-- START EXCERPTED DATA --
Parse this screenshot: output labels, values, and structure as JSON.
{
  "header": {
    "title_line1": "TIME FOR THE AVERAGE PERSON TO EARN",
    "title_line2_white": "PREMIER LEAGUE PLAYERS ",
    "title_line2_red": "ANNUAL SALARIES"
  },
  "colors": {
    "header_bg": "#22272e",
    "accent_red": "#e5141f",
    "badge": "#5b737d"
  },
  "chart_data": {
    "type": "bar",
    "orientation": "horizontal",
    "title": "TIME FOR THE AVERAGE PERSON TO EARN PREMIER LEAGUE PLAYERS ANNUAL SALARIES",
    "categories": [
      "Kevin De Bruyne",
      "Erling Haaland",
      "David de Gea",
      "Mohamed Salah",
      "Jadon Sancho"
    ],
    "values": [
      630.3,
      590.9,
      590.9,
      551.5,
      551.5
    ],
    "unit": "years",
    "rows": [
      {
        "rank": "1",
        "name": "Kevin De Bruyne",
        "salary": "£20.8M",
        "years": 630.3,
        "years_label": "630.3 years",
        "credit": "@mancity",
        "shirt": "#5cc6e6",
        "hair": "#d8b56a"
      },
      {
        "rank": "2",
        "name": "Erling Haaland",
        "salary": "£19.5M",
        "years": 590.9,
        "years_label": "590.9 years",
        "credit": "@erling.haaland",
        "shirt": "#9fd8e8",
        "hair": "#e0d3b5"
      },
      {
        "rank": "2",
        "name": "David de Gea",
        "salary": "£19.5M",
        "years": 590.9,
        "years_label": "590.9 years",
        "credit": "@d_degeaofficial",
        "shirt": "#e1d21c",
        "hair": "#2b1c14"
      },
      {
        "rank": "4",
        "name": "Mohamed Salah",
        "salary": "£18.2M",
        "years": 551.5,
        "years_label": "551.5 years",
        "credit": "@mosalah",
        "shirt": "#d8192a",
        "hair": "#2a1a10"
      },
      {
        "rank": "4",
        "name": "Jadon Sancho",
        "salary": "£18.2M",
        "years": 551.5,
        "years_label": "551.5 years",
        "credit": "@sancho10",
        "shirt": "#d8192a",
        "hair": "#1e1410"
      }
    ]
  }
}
-- END EXCERPTED DATA --
### DIRECTIONS
Read the data above. Pull out each line in which the string "hair" appears.

### EXERCISE RESPONSE
        "hair": "#d8b56a"
        "hair": "#e0d3b5"
        "hair": "#2b1c14"
        "hair": "#2a1a10"
        "hair": "#1e1410"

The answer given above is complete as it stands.